**Objective:**
Repeat the listing in full, exactly as it stands.

--- --- ---

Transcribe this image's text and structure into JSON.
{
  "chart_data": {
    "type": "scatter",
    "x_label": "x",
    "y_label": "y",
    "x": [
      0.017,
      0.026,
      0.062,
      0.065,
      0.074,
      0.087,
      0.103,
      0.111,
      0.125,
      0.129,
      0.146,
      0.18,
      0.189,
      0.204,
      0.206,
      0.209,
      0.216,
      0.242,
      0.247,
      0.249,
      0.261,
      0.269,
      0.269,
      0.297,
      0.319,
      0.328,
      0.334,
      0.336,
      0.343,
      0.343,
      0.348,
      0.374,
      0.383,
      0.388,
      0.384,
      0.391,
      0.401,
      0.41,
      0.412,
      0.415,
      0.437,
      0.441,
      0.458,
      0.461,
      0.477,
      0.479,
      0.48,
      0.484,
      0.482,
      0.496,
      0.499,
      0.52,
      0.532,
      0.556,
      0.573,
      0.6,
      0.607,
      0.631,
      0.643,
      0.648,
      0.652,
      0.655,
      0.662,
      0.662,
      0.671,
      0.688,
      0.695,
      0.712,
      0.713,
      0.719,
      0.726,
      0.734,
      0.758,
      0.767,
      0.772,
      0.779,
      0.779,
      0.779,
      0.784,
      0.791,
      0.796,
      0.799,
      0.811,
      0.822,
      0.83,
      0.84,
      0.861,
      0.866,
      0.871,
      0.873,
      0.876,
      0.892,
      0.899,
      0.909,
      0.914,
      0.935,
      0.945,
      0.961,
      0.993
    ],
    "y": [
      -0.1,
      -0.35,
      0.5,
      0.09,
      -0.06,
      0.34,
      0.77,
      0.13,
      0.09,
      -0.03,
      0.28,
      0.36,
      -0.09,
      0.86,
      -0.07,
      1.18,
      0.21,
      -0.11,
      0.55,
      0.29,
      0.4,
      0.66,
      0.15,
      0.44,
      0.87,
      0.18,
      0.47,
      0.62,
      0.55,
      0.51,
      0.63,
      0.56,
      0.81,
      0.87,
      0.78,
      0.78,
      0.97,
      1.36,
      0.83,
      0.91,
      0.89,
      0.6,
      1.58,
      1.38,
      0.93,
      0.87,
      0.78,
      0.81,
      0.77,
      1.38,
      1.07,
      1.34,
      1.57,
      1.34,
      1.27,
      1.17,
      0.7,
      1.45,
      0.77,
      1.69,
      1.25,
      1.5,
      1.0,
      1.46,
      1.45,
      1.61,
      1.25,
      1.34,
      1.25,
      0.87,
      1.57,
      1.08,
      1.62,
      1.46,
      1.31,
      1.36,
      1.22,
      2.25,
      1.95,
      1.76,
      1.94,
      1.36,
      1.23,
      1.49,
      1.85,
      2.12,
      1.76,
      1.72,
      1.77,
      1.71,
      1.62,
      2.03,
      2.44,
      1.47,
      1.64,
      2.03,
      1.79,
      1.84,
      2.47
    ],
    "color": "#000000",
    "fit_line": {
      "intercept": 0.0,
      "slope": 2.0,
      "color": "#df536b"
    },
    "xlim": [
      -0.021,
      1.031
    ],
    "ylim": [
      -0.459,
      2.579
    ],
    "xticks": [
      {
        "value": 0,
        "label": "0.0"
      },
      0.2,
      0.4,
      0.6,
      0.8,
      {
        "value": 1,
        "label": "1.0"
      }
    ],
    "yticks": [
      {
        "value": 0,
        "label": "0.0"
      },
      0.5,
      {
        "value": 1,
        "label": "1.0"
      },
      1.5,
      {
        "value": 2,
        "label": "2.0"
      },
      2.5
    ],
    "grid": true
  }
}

--- --- ---

**Finished exercise:**
Transcribe this image's text and structure into JSON.
{
  "chart_data": {
    "type": "scatter",
    "x_label": "x",
    "y_label": "y",
    "x": [
      0.017,
      0.026,
      0.062,
      0.065,
      0.074,
      0.087,
      0.103,
      0.111,
      0.125,
      0.129,
      0.146,
      0.18,
      0.189,
      0.204,
      0.206,
      0.209,
      0.216,
      0.242,
      0.247,
      0.249,
      0.261,
      0.269,
      0.269,
      0.297,
      0.319,
      0.328,
      0.334,
      0.336,
      0.343,
      0.343,
      0.348,
      0.374,
      0.383,
      0.388,
      0.384,
      0.391,
      0.401,
      0.41,
      0.412,
      0.415,
      0.437,
      0.441,
      0.458,
      0.461,
      0.477,
      0.479,
      0.48,
      0.484,
      0.482,
      0.496,
      0.499,
      0.52,
      0.532,
      0.556,
      0.573,
      0.6,
      0.607,
      0.631,
      0.643,
      0.648,
      0.652,
      0.655,
      0.662,
      0.662,
      0.671,
      0.688,
      0.695,
      0.712,
      0.713,
      0.719,
      0.726,
      0.734,
      0.758,
      0.767,
      0.772,
      0.779,
      0.779,
      0.779,
      0.784,
      0.791,
      0.796,
      0.799,
      0.811,
      0.822,
      0.83,
      0.84,
      0.861,
      0.866,
      0.871,
      0.873,
      0.876,
      0.892,
      0.899,
      0.909,
      0.914,
      0.935,
      0.945,
      0.961,
      0.993
    ],
    "y": [
      -0.1,
      -0.35,
      0.5,
      0.09,
      -0.06,
      0.34,
      0.77,
      0.13,
      0.09,
      -0.03,
      0.28,
      0.36,
      -0.09,
      0.86,
      -0.07,
      1.18,
      0.21,
      -0.11,
      0.55,
      0.29,
      0.4,
      0.66,
      0.15,
      0.44,
      0.87,
      0.18,
      0.47,
      0.62,
      0.55,
      0.51,
      0.63,
      0.56,
      0.81,
      0.87,
      0.78,
      0.78,
      0.97,
      1.36,
      0.83,
      0.91,
      0.89,
      0.6,
      1.58,
      1.38,
      0.93,
      0.87,
      0.78,
      0.81,
      0.77,
      1.38,
      1.07,
      1.34,
      1.57,
      1.34,
      1.27,
      1.17,
      0.7,
      1.45,
      0.77,
      1.69,
      1.25,
      1.5,
      1.0,
      1.46,
      1.45,
      1.61,
      1.25,
      1.34,
      1.25,
      0.87,
      1.57,
      1.08,
      1.62,
      1.46,
      1.31,
      1.36,
      1.22,
      2.25,
      1.95,
      1.76,
      1.94,
      1.36,
      1.23,
      1.49,
      1.85,
      2.12,
      1.76,
      1.72,
      1.77,
      1.71,
      1.62,
      2.03,
      2.44,
      1.47,
      1.64,
      2.03,
      1.79,
      1.84,
      2.47
    ],
    "color": "#000000",
    "fit_line": {
      "intercept": 0.0,
      "slope": 2.0,
      "color": "#df536b"
    },
    "xlim": [
      -0.021,
      1.031
    ],
    "ylim": [
      -0.459,
      2.579
    ],
    "xticks": [
      {
        "value": 0,
        "label": "0.0"
      },
      0.2,
      0.4,
      0.6,
      0.8,
      {
        "value": 1,
        "label": "1.0"
      }
    ],
    "yticks": [
      {
        "value": 0,
        "label": "0.0"
      },
      0.5,
      {
        "value": 1,
        "label": "1.0"
      },
      1.5,
      {
        "value": 2,
        "label": "2.0"
      },
      2.5
    ],
    "grid": true
  }
}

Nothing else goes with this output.